> **Tasks to perform**
(1) In the forum post about the Kingsley Keep amp, rewrite the paragraph beginning "For a fairly simple amp" as a short bulleted list that keeps its main facts.
(2) Continue the forum post about the Kingsley Keep amp from its last sentence.

━━━ Given passage ━━━

# NAD - Kingsley Keep



## pickslide (May 9, 2006)

Got this a couple of weeks ago. If you have not heard about it, this is Kingsley's newest amp and it is definitely a winner. http://www.kingsleyamplifiers.com/cageamp/cageamp.html

For a fairly simple amp, there are so many tone options here. This is the first amp that I have ever owned where a flip of a switch really does make a noticeable difference in the tone. Add that to 2 different inputs that also really sound different and the variety of tones available on this amp is impressive. 

I got the 15w version and it is great for home playing with the great master volume. That being said, I used the amp with my Ho attenuator yesterday and turned the master up to about 3 o'clock and this amp really grinds with a LP and has great fat tone with a strat. The Keep also works very well with pedals and loves my Dano Transparent OD and Wampler Pinnacle.

━━━ Stored rows ━━━

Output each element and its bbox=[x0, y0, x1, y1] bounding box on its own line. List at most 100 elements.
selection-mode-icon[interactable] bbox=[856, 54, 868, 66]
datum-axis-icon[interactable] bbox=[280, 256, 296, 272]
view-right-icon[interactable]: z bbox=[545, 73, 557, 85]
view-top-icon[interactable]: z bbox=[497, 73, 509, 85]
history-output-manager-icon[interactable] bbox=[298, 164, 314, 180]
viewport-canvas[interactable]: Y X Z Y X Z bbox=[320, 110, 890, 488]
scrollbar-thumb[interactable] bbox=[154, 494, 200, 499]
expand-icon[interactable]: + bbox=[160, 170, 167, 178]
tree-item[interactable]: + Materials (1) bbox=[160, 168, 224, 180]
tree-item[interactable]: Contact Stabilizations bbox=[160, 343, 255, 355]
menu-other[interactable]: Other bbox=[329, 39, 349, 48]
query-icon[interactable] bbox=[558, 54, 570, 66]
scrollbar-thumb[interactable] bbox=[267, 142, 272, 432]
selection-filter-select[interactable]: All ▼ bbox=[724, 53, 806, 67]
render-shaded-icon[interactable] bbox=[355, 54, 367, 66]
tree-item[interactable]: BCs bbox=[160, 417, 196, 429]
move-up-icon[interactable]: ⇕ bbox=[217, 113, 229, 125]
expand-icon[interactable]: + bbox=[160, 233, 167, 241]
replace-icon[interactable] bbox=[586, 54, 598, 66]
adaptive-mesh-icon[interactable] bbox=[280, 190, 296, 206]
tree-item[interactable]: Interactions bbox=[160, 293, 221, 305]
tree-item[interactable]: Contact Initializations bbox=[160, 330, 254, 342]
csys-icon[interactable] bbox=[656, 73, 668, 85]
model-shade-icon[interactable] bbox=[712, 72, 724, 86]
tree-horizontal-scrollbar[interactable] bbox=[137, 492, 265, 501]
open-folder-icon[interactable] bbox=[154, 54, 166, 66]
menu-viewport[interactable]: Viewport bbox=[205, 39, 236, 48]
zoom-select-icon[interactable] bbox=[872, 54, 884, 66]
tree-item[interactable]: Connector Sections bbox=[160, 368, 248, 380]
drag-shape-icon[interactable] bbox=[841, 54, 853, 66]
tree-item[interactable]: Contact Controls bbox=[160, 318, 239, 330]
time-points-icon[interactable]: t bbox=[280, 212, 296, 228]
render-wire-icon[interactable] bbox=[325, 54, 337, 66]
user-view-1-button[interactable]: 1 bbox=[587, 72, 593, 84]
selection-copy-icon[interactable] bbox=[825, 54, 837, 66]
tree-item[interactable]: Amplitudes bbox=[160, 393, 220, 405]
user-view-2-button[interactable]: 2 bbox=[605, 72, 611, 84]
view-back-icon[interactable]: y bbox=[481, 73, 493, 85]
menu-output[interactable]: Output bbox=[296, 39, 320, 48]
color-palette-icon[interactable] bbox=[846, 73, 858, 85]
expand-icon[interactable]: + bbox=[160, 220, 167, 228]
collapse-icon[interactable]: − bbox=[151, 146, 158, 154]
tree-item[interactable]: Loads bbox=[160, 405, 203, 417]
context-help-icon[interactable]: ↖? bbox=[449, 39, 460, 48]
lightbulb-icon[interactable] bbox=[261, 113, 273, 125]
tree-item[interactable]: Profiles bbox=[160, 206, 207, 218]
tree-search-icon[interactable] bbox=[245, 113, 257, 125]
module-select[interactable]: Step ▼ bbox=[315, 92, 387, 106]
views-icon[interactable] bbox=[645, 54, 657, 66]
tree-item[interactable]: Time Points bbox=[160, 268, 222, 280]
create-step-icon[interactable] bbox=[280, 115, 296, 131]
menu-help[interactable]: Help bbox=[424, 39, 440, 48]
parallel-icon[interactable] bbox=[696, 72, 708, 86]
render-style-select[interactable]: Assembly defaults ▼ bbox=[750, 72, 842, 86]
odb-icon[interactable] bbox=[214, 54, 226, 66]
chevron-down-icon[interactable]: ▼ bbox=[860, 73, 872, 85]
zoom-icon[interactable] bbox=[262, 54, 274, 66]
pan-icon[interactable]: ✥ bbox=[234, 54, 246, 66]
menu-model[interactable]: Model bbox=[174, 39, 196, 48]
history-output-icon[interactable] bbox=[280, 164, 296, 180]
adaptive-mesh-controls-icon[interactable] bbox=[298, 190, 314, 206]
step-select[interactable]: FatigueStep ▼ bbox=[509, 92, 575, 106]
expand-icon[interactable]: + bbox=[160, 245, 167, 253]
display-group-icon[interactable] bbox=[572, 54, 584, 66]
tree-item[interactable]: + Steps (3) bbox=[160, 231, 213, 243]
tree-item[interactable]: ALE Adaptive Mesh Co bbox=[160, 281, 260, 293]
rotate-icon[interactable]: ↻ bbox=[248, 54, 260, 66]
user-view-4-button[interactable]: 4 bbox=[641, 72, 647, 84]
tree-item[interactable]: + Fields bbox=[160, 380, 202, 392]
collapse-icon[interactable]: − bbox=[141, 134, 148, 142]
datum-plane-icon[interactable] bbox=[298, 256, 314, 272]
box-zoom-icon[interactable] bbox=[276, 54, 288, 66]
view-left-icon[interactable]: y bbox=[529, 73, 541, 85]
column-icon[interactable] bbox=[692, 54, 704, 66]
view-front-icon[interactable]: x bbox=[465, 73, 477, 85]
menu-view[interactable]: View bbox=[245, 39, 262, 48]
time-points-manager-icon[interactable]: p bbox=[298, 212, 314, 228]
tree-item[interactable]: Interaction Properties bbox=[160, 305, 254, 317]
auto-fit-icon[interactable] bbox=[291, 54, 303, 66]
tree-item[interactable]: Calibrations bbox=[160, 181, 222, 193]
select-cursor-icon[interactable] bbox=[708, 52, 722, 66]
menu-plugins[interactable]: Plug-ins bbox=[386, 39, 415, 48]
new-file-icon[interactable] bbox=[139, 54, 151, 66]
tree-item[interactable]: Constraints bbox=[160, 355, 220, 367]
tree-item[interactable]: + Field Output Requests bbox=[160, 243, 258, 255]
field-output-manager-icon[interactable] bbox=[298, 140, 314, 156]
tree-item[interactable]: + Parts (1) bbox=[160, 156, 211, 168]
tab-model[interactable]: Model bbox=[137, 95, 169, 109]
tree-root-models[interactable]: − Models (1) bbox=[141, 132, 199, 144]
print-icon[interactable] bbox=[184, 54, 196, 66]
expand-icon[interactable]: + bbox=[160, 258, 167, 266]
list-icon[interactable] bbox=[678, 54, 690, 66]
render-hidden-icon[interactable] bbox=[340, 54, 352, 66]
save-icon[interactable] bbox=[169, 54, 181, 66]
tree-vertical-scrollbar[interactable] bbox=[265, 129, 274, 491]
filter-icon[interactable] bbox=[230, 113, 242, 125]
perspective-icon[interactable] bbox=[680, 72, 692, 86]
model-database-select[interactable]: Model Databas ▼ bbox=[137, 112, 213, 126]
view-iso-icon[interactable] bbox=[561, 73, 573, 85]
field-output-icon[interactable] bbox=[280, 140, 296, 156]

━━━

> **Task responses**
(1)
- The amp is fairly simple but offers many tone options.
- It is the first amp the poster has owned where flipping a switch noticeably changes the tone.
- Its two inputs also sound clearly different.
- Together, these give the amp an impressive variety of tones.

(2)
If you have ever wanted to get a Kingsley, but could not afford one, now is the time to get one. There is an intro price on these amps right now and they are worth more for sure. I have had several amps over the past few years (Roccaforte, Peters, Dr.Z, Retro King, Reinhardt, Traynor) and they were all very good amps, but I think this is my favorite. Plus Simon is the nicest guy to deal with. I cannot tell you how many emails of mine he has replied to over the years and I only made my first purchase from him about a month ago. 

From clean to crunch the Keep is...well a keeper. I am not selling this amp. Thanks Simon!


----------



## zdogma (Mar 21, 2006)

Yeah, I have one too. Mine's #8.

Have you opened it up? its a thing of beauty inside.

I'm running it through a 112 cab with a Celestion Gold.

Great little OD amp, very much like his Deluxe amps and has an excellent clean voice, too. Everything I liked about my bigger Kingsley, but light and portable.

It won't replace my Route 66 for crunch and raw rock sounds, but I would agree that Simon has built a real winner with this one, and maybe the best bargain in the boutique amp market right now. People should run out to get this one before the price goes up...


----------



## pickslide (May 9, 2006)

I am playing mine through a 2x12 with Heritage G12M speakers and it sounds great. I am sure that a G12H and Alnico Blue would sound great too. Now all I want is a JTM45 or plexi type amp and I will be all set for tones.


----------



## droptop88 (Aug 25, 2006)

Cooool! :smile:


I've played some of Simon's amps and have owned a D32 2x12 combo -IMO he builds some of the best amps on this (or any other) planet. I am an EL84 softy though.... congrats!

cheers,

Peter


----------



## mrmatt1972 (Apr 3, 2008)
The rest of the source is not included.